Dataset:

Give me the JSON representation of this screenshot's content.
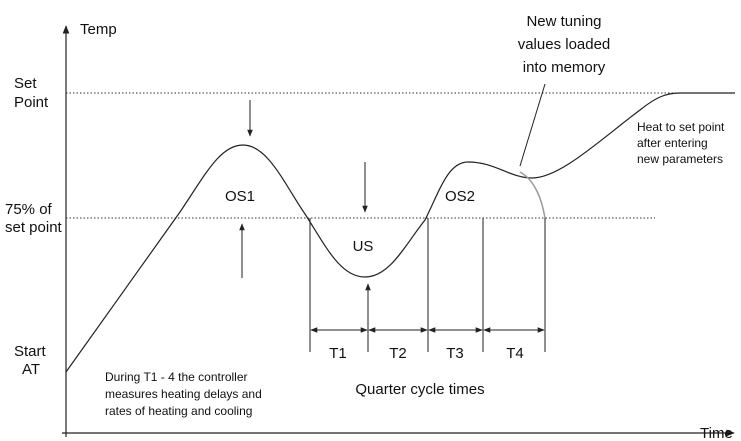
{
  "axes": {
    "y_label": "Temp",
    "x_label": "Time"
  },
  "levels": {
    "set_point": [
      "Set",
      "Point"
    ],
    "seventy_five": [
      "75% of",
      "set point"
    ],
    "start": [
      "Start",
      "AT"
    ]
  },
  "regions": {
    "os1": "OS1",
    "us": "US",
    "os2": "OS2"
  },
  "periods": [
    "T1",
    "T2",
    "T3",
    "T4"
  ],
  "period_caption": "Quarter cycle times",
  "notes": {
    "new_tuning": [
      "New tuning",
      "values loaded",
      "into memory"
    ],
    "heat": [
      "Heat to set point",
      "after entering",
      "new parameters"
    ],
    "during": [
      "During T1 - 4 the controller",
      "measures heating delays and",
      "rates of heating and cooling"
    ]
  }
}
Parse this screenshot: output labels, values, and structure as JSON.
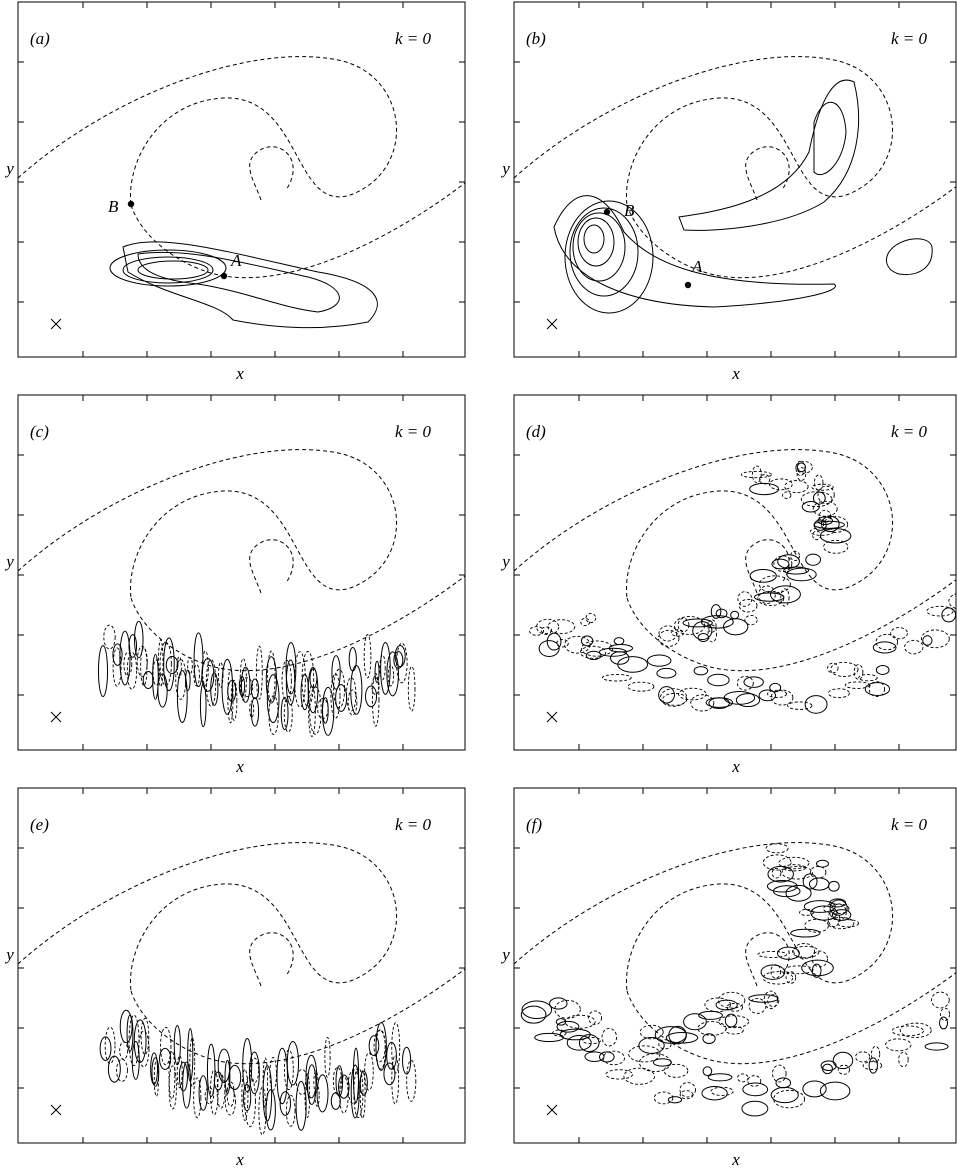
{
  "panels": [
    {
      "label": "(a)",
      "k": "k = 0",
      "xlabel": "x",
      "ylabel": "y",
      "points": [
        {
          "label": "A"
        },
        {
          "label": "B"
        }
      ]
    },
    {
      "label": "(b)",
      "k": "k = 0",
      "xlabel": "x",
      "ylabel": "y",
      "points": [
        {
          "label": "A"
        },
        {
          "label": "B"
        }
      ]
    },
    {
      "label": "(c)",
      "k": "k = 0",
      "xlabel": "x",
      "ylabel": "y"
    },
    {
      "label": "(d)",
      "k": "k = 0",
      "xlabel": "x",
      "ylabel": "y"
    },
    {
      "label": "(e)",
      "k": "k = 0",
      "xlabel": "x",
      "ylabel": "y"
    },
    {
      "label": "(f)",
      "k": "k = 0",
      "xlabel": "x",
      "ylabel": "y"
    }
  ]
}
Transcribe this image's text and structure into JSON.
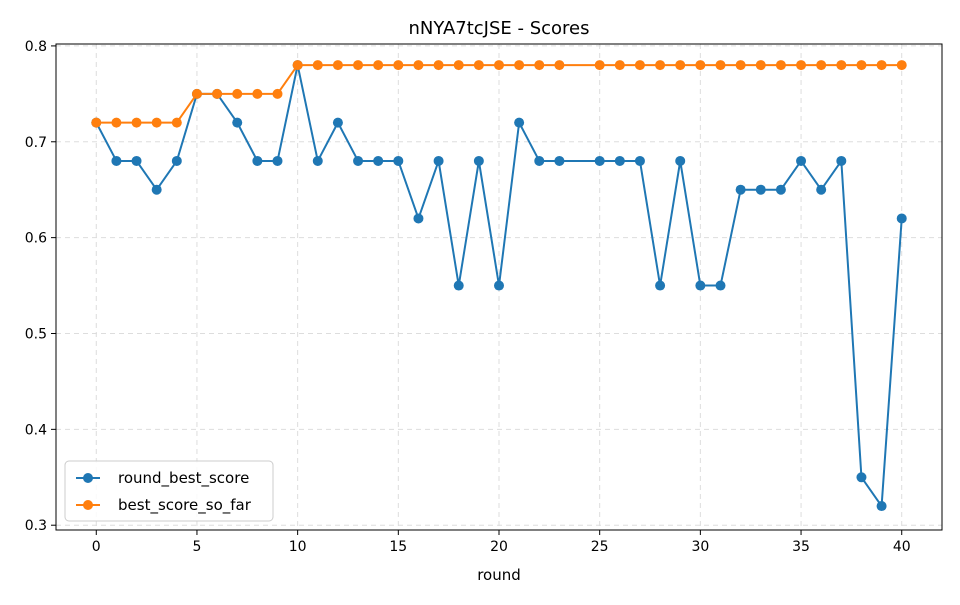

Exercise goal: Collect the lines of the records that include the string "heating".

Complete response:
      "measures heating delays and",
      "rates of heating and cooling"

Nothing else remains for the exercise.